=== ENTRIES ===

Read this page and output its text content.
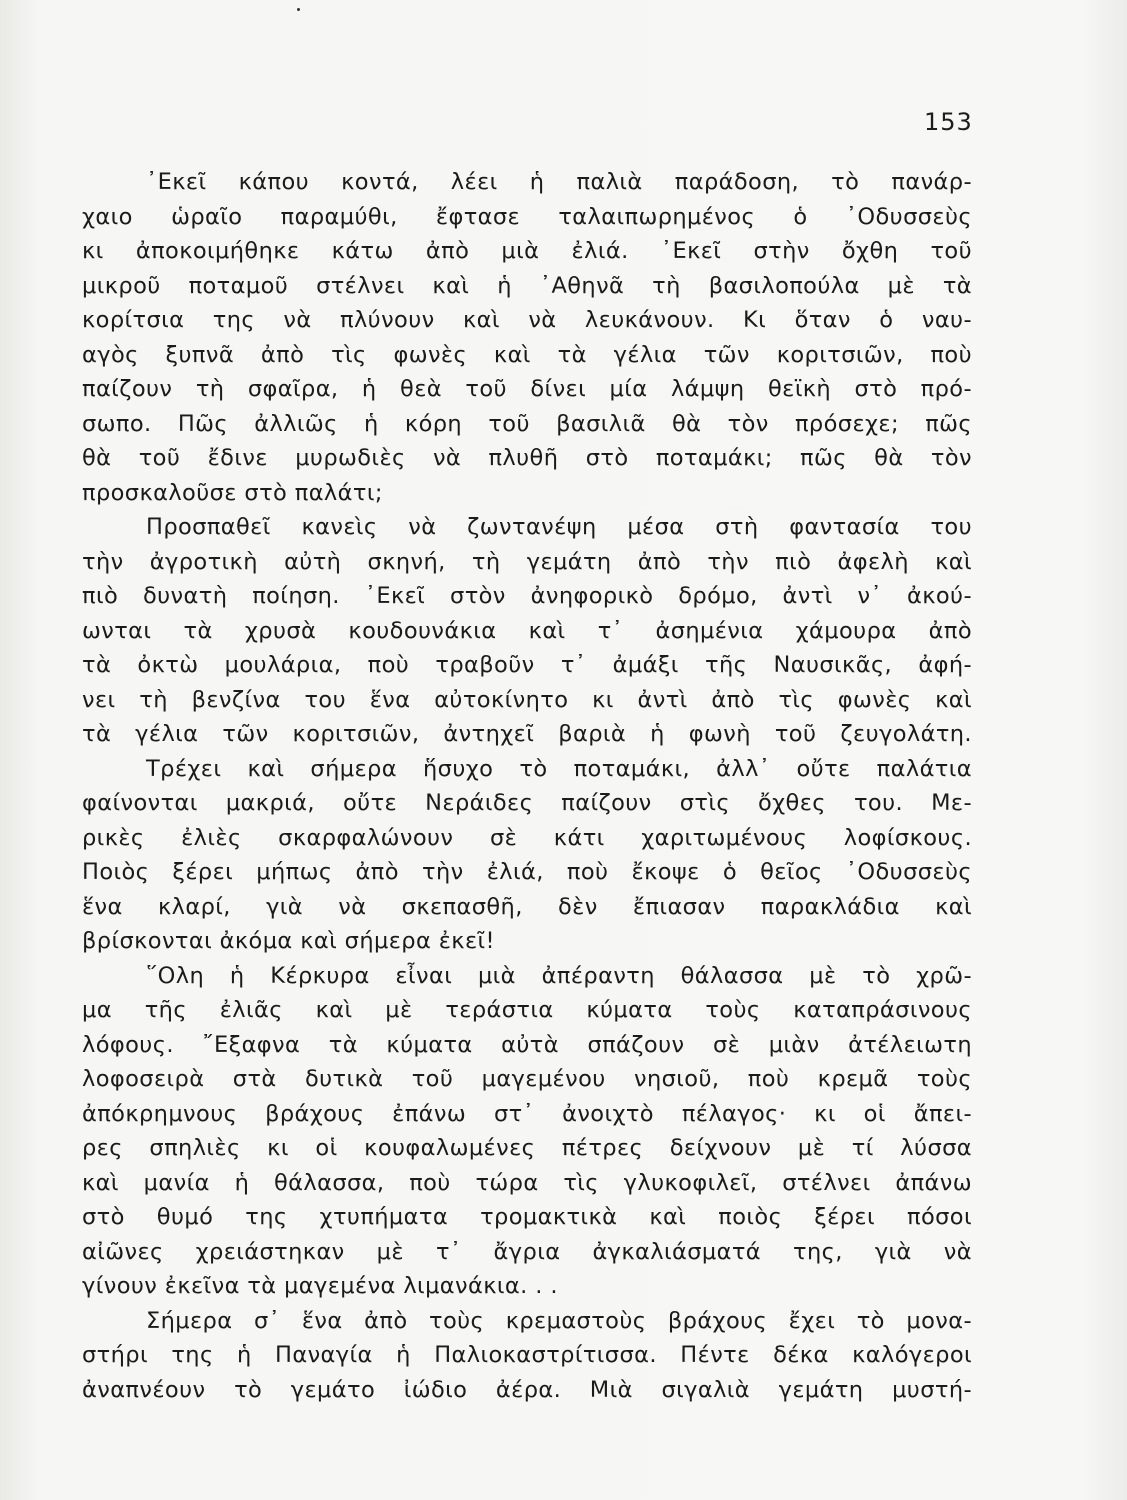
153
᾿Εκεῖ κάπου κοντά, λέει ἡ παλιὰ παράδοση, τὸ πανάρ-
χαιο ὡραῖο παραμύθι, ἔφτασε ταλαιπωρημένος ὁ ᾿Οδυσσεὺς
κι ἀποκοιμήθηκε κάτω ἀπὸ μιὰ ἐλιά. ᾿Εκεῖ στὴν ὄχθη τοῦ
μικροῦ ποταμοῦ στέλνει καὶ ἡ ᾿Αθηνᾶ τὴ βασιλοπούλα μὲ τὰ
κορίτσια της νὰ πλύνουν καὶ νὰ λευκάνουν. Κι ὅταν ὁ ναυ-
αγὸς ξυπνᾶ ἀπὸ τὶς φωνὲς καὶ τὰ γέλια τῶν κοριτσιῶν, ποὺ
παίζουν τὴ σφαῖρα, ἡ θεὰ τοῦ δίνει μία λάμψη θεϊκὴ στὸ πρό-
σωπο. Πῶς ἀλλιῶς ἡ κόρη τοῦ βασιλιᾶ θὰ τὸν πρόσεχε; πῶς
θὰ τοῦ ἔδινε μυρωδιὲς νὰ πλυθῆ στὸ ποταμάκι; πῶς θὰ τὸν
προσκαλοῦσε στὸ παλάτι;
Προσπαθεῖ κανεὶς νὰ ζωντανέψη μέσα στὴ φαντασία του
τὴν ἀγροτικὴ αὐτὴ σκηνή, τὴ γεμάτη ἀπὸ τὴν πιὸ ἀφελὴ καὶ
πιὸ δυνατὴ ποίηση. ᾿Εκεῖ στὸν ἀνηφορικὸ δρόμο, ἀντὶ ν᾿ ἀκού-
ωνται τὰ χρυσὰ κουδουνάκια καὶ τ᾿ ἀσημένια χάμουρα ἀπὸ
τὰ ὀκτὼ μουλάρια, ποὺ τραβοῦν τ᾿ ἀμάξι τῆς Ναυσικᾶς, ἀφή-
νει τὴ βενζίνα του ἕνα αὐτοκίνητο κι ἀντὶ ἀπὸ τὶς φωνὲς καὶ
τὰ γέλια τῶν κοριτσιῶν, ἀντηχεῖ βαριὰ ἡ φωνὴ τοῦ ζευγολάτη.
Τρέχει καὶ σήμερα ἥσυχο τὸ ποταμάκι, ἀλλ᾿ οὔτε παλάτια
φαίνονται μακριά, οὔτε Νεράιδες παίζουν στὶς ὄχθες του. Με-
ρικὲς ἐλιὲς σκαρφαλώνουν σὲ κάτι χαριτωμένους λοφίσκους.
Ποιὸς ξέρει μήπως ἀπὸ τὴν ἐλιά, ποὺ ἔκοψε ὁ θεῖος ᾿Οδυσσεὺς
ἕνα κλαρί, γιὰ νὰ σκεπασθῆ, δὲν ἔπιασαν παρακλάδια καὶ
βρίσκονται ἀκόμα καὶ σήμερα ἐκεῖ!
῞Ολη ἡ Κέρκυρα εἶναι μιὰ ἀπέραντη θάλασσα μὲ τὸ χρῶ-
μα τῆς ἐλιᾶς καὶ μὲ τεράστια κύματα τοὺς καταπράσινους
λόφους. ῎Εξαφνα τὰ κύματα αὐτὰ σπάζουν σὲ μιὰν ἀτέλειωτη
λοφοσειρὰ στὰ δυτικὰ τοῦ μαγεμένου νησιοῦ, ποὺ κρεμᾶ τοὺς
ἀπόκρημνους βράχους ἐπάνω στ᾿ ἀνοιχτὸ πέλαγος· κι οἱ ἄπει-
ρες σπηλιὲς κι οἱ κουφαλωμένες πέτρες δείχνουν μὲ τί λύσσα
καὶ μανία ἡ θάλασσα, ποὺ τώρα τὶς γλυκοφιλεῖ, στέλνει ἀπάνω
στὸ θυμό της χτυπήματα τρομακτικὰ καὶ ποιὸς ξέρει πόσοι
αἰῶνες χρειάστηκαν μὲ τ᾿ ἄγρια ἀγκαλιάσματά της, γιὰ νὰ
γίνουν ἐκεῖνα τὰ μαγεμένα λιμανάκια. . .
Σήμερα σ᾿ ἕνα ἀπὸ τοὺς κρεμαστοὺς βράχους ἔχει τὸ μονα-
στήρι της ἡ Παναγία ἡ Παλιοκαστρίτισσα. Πέντε δέκα καλόγεροι
ἀναπνέουν τὸ γεμάτο ἰώδιο ἀέρα. Μιὰ σιγαλιὰ γεμάτη μυστή-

===

EXERCISE DETAILS ->
Transcribe the full listing above exactly, with the images removed.

THE COMPLETED TASK ->
Read this page and output its text content.
153
᾿Εκεῖ κάπου κοντά, λέει ἡ παλιὰ παράδοση, τὸ πανάρ-
χαιο ὡραῖο παραμύθι, ἔφτασε ταλαιπωρημένος ὁ ᾿Οδυσσεὺς
κι ἀποκοιμήθηκε κάτω ἀπὸ μιὰ ἐλιά. ᾿Εκεῖ στὴν ὄχθη τοῦ
μικροῦ ποταμοῦ στέλνει καὶ ἡ ᾿Αθηνᾶ τὴ βασιλοπούλα μὲ τὰ
κορίτσια της νὰ πλύνουν καὶ νὰ λευκάνουν. Κι ὅταν ὁ ναυ-
αγὸς ξυπνᾶ ἀπὸ τὶς φωνὲς καὶ τὰ γέλια τῶν κοριτσιῶν, ποὺ
παίζουν τὴ σφαῖρα, ἡ θεὰ τοῦ δίνει μία λάμψη θεϊκὴ στὸ πρό-
σωπο. Πῶς ἀλλιῶς ἡ κόρη τοῦ βασιλιᾶ θὰ τὸν πρόσεχε; πῶς
θὰ τοῦ ἔδινε μυρωδιὲς νὰ πλυθῆ στὸ ποταμάκι; πῶς θὰ τὸν
προσκαλοῦσε στὸ παλάτι;
Προσπαθεῖ κανεὶς νὰ ζωντανέψη μέσα στὴ φαντασία του
τὴν ἀγροτικὴ αὐτὴ σκηνή, τὴ γεμάτη ἀπὸ τὴν πιὸ ἀφελὴ καὶ
πιὸ δυνατὴ ποίηση. ᾿Εκεῖ στὸν ἀνηφορικὸ δρόμο, ἀντὶ ν᾿ ἀκού-
ωνται τὰ χρυσὰ κουδουνάκια καὶ τ᾿ ἀσημένια χάμουρα ἀπὸ
τὰ ὀκτὼ μουλάρια, ποὺ τραβοῦν τ᾿ ἀμάξι τῆς Ναυσικᾶς, ἀφή-
νει τὴ βενζίνα του ἕνα αὐτοκίνητο κι ἀντὶ ἀπὸ τὶς φωνὲς καὶ
τὰ γέλια τῶν κοριτσιῶν, ἀντηχεῖ βαριὰ ἡ φωνὴ τοῦ ζευγολάτη.
Τρέχει καὶ σήμερα ἥσυχο τὸ ποταμάκι, ἀλλ᾿ οὔτε παλάτια
φαίνονται μακριά, οὔτε Νεράιδες παίζουν στὶς ὄχθες του. Με-
ρικὲς ἐλιὲς σκαρφαλώνουν σὲ κάτι χαριτωμένους λοφίσκους.
Ποιὸς ξέρει μήπως ἀπὸ τὴν ἐλιά, ποὺ ἔκοψε ὁ θεῖος ᾿Οδυσσεὺς
ἕνα κλαρί, γιὰ νὰ σκεπασθῆ, δὲν ἔπιασαν παρακλάδια καὶ
βρίσκονται ἀκόμα καὶ σήμερα ἐκεῖ!
῞Ολη ἡ Κέρκυρα εἶναι μιὰ ἀπέραντη θάλασσα μὲ τὸ χρῶ-
μα τῆς ἐλιᾶς καὶ μὲ τεράστια κύματα τοὺς καταπράσινους
λόφους. ῎Εξαφνα τὰ κύματα αὐτὰ σπάζουν σὲ μιὰν ἀτέλειωτη
λοφοσειρὰ στὰ δυτικὰ τοῦ μαγεμένου νησιοῦ, ποὺ κρεμᾶ τοὺς
ἀπόκρημνους βράχους ἐπάνω στ᾿ ἀνοιχτὸ πέλαγος· κι οἱ ἄπει-
ρες σπηλιὲς κι οἱ κουφαλωμένες πέτρες δείχνουν μὲ τί λύσσα
καὶ μανία ἡ θάλασσα, ποὺ τώρα τὶς γλυκοφιλεῖ, στέλνει ἀπάνω
στὸ θυμό της χτυπήματα τρομακτικὰ καὶ ποιὸς ξέρει πόσοι
αἰῶνες χρειάστηκαν μὲ τ᾿ ἄγρια ἀγκαλιάσματά της, γιὰ νὰ
γίνουν ἐκεῖνα τὰ μαγεμένα λιμανάκια. . .
Σήμερα σ᾿ ἕνα ἀπὸ τοὺς κρεμαστοὺς βράχους ἔχει τὸ μονα-
στήρι της ἡ Παναγία ἡ Παλιοκαστρίτισσα. Πέντε δέκα καλόγεροι
ἀναπνέουν τὸ γεμάτο ἰώδιο ἀέρα. Μιὰ σιγαλιὰ γεμάτη μυστή-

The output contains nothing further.